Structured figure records
★ ★ ★ ★ ★ ★ ★
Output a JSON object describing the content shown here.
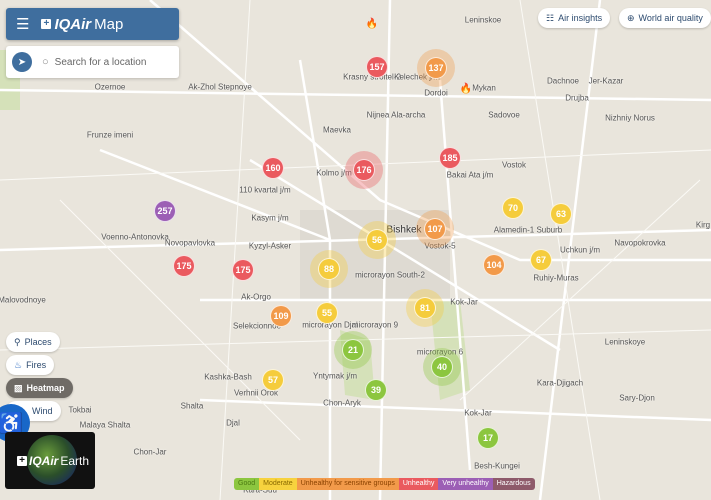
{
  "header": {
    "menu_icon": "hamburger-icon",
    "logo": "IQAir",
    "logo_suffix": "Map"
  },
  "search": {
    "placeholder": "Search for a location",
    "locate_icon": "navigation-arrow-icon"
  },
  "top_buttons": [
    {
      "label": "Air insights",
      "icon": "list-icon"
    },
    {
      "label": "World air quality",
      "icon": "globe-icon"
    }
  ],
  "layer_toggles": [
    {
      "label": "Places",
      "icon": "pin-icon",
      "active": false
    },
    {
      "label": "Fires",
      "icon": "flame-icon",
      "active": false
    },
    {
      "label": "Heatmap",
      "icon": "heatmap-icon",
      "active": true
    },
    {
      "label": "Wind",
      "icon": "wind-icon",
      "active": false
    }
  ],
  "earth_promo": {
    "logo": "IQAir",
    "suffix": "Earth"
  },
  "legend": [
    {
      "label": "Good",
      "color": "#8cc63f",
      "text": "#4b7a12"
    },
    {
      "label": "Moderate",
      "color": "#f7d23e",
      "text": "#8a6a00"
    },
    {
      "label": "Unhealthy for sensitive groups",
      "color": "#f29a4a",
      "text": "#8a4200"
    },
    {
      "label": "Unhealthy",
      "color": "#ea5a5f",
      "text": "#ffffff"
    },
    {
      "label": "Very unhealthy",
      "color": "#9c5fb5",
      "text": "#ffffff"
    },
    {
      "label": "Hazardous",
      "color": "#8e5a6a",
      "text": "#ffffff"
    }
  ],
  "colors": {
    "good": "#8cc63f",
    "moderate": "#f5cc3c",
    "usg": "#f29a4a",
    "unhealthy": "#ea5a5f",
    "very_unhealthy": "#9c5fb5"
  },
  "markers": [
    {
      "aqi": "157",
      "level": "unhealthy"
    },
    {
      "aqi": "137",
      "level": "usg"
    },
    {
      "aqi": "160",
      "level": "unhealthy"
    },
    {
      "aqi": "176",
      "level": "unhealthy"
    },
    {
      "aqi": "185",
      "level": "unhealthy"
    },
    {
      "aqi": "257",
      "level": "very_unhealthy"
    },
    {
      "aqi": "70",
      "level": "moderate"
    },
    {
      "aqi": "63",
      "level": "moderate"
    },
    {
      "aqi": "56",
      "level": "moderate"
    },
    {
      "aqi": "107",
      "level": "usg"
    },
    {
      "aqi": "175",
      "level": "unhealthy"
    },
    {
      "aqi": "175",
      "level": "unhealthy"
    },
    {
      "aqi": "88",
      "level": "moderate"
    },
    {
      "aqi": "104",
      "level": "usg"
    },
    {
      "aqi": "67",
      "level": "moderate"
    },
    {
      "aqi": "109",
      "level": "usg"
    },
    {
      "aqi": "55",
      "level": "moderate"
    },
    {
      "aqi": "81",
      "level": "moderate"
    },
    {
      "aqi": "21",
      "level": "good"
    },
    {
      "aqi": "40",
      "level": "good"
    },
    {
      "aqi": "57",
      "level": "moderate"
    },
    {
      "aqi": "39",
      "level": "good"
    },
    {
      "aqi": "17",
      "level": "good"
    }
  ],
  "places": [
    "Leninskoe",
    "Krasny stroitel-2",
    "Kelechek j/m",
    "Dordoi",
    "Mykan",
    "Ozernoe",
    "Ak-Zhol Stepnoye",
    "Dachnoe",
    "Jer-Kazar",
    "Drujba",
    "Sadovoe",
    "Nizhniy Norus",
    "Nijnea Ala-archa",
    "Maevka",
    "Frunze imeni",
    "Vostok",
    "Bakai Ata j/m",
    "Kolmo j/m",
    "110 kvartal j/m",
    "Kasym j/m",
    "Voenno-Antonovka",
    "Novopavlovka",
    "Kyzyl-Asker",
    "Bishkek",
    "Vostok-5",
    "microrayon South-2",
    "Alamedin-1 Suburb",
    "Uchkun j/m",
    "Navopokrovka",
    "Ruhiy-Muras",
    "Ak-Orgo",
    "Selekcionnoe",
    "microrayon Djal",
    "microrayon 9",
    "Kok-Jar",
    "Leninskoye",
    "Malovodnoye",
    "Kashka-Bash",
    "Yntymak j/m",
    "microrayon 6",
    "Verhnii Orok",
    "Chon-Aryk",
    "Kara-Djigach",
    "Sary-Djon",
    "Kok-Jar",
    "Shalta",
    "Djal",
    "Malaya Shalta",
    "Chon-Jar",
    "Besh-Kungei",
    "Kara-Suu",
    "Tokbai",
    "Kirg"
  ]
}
★ ★ ★ ★ ★ ★ ★
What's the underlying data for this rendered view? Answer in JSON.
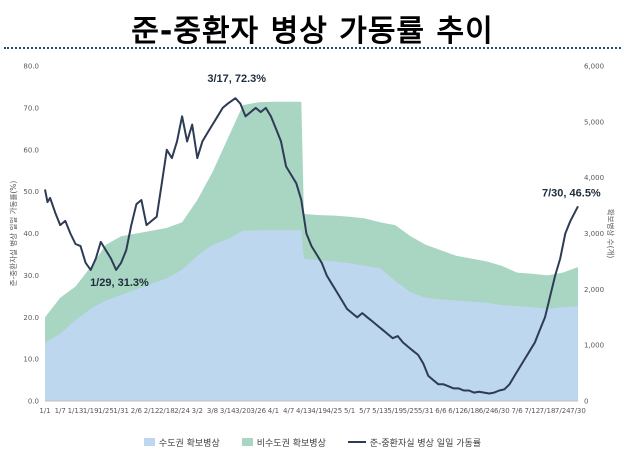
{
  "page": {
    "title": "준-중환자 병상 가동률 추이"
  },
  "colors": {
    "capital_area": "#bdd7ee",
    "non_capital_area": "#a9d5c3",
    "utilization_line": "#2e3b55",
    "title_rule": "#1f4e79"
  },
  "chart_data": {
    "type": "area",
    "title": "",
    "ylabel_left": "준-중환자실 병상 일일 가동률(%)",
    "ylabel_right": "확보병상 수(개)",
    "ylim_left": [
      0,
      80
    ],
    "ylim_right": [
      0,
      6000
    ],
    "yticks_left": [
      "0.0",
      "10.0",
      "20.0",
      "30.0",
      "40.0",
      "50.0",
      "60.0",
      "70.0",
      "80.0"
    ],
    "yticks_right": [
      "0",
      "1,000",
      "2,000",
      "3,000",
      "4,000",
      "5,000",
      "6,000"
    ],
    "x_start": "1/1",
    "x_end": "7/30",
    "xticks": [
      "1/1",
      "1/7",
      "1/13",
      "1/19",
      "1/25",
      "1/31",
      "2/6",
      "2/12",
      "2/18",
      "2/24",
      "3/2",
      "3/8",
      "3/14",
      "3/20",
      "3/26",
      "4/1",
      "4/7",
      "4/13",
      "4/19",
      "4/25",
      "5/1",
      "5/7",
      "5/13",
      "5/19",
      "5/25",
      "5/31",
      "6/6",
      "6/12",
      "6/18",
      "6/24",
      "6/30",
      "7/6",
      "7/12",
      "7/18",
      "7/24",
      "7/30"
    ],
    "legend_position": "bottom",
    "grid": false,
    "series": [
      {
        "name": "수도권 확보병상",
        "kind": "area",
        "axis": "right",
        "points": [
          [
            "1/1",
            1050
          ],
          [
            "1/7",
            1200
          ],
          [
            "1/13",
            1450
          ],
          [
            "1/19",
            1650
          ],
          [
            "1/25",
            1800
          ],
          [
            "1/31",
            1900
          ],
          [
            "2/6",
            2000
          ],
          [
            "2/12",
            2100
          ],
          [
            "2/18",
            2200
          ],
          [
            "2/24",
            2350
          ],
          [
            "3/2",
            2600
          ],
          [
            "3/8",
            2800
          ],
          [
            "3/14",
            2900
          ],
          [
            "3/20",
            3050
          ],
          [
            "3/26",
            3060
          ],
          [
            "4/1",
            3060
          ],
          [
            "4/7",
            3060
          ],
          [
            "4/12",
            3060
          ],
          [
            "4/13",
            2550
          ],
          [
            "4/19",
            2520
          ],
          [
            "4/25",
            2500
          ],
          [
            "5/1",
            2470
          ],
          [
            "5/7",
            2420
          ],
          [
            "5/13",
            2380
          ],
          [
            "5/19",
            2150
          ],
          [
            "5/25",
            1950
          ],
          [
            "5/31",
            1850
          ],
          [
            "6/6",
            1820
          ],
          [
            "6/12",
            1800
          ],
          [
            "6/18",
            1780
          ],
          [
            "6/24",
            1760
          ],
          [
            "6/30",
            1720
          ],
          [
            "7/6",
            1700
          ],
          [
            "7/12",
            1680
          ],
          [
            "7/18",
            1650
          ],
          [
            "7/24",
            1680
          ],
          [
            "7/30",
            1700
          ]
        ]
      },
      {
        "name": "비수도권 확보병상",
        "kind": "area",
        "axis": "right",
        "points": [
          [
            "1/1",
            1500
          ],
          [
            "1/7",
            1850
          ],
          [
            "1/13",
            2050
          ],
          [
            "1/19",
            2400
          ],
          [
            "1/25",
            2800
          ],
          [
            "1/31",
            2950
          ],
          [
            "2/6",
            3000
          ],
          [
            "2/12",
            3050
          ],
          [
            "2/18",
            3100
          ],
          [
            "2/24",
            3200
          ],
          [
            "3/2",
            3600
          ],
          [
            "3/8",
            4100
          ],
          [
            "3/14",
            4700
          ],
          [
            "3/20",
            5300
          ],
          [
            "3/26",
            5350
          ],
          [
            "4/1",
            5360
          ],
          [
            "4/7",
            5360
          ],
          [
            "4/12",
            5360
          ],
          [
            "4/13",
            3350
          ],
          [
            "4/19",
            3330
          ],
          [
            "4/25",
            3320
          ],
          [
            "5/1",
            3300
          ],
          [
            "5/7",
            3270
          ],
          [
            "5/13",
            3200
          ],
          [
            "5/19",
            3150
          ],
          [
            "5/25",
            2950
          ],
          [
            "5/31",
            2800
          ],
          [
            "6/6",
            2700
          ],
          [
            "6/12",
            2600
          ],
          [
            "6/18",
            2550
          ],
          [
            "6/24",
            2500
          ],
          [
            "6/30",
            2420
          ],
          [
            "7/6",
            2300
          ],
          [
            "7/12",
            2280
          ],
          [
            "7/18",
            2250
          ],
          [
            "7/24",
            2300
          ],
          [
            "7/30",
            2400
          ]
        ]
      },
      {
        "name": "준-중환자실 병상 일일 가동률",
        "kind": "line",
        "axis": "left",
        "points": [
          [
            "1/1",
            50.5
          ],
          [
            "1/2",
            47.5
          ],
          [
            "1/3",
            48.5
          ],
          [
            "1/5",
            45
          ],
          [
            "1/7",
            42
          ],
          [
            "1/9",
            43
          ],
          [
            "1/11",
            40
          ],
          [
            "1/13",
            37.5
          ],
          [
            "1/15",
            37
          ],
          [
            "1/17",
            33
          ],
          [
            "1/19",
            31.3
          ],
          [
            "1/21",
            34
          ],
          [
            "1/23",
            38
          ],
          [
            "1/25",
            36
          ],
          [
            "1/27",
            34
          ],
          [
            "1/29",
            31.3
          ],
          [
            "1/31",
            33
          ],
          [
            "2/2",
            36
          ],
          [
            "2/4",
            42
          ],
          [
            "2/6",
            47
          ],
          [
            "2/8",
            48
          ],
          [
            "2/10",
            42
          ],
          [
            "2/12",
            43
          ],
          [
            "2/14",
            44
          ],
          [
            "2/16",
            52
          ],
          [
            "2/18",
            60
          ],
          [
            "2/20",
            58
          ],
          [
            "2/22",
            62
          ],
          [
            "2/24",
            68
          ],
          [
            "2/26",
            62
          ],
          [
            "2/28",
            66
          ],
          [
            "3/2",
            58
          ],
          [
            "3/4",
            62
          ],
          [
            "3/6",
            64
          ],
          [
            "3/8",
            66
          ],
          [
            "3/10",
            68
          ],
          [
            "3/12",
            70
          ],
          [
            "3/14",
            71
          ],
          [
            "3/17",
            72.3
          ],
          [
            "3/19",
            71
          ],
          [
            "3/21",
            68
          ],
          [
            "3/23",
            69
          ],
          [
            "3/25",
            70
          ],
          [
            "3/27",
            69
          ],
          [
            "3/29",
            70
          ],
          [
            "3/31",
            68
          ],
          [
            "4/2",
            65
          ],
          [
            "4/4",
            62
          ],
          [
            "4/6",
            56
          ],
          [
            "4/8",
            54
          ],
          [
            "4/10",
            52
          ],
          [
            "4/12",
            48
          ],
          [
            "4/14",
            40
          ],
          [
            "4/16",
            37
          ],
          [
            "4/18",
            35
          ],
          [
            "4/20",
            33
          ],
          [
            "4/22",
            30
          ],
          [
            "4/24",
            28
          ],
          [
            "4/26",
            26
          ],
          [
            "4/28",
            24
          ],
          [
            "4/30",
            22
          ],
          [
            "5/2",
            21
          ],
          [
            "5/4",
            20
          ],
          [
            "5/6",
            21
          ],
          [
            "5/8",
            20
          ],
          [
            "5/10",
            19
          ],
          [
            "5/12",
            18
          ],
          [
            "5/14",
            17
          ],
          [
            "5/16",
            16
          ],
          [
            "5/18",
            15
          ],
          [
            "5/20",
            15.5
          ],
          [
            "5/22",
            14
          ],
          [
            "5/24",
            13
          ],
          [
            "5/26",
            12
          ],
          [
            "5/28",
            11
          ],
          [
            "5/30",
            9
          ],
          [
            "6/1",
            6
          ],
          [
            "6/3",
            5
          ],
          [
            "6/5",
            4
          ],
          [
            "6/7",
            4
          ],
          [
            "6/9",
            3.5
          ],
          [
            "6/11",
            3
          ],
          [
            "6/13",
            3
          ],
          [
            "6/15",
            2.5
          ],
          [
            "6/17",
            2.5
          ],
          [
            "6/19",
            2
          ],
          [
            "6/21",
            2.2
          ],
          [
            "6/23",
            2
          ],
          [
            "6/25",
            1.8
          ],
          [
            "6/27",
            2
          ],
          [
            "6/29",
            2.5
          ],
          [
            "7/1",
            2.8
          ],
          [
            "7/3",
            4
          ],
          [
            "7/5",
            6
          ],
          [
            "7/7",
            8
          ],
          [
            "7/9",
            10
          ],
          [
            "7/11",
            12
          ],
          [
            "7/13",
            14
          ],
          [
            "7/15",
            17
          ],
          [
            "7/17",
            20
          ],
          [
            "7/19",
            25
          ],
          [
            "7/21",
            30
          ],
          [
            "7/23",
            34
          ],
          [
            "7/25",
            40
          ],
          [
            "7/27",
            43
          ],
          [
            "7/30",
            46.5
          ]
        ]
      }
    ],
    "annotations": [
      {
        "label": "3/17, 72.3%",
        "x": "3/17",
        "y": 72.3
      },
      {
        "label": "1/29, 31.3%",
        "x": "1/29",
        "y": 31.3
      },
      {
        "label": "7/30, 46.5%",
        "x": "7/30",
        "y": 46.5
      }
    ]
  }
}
★ ★ ★ ★ ★ ★ ★
PROBLEM DETAILS
How many lines in the records hold the string "microrayon"? Reply with the number alone.

RESULT
4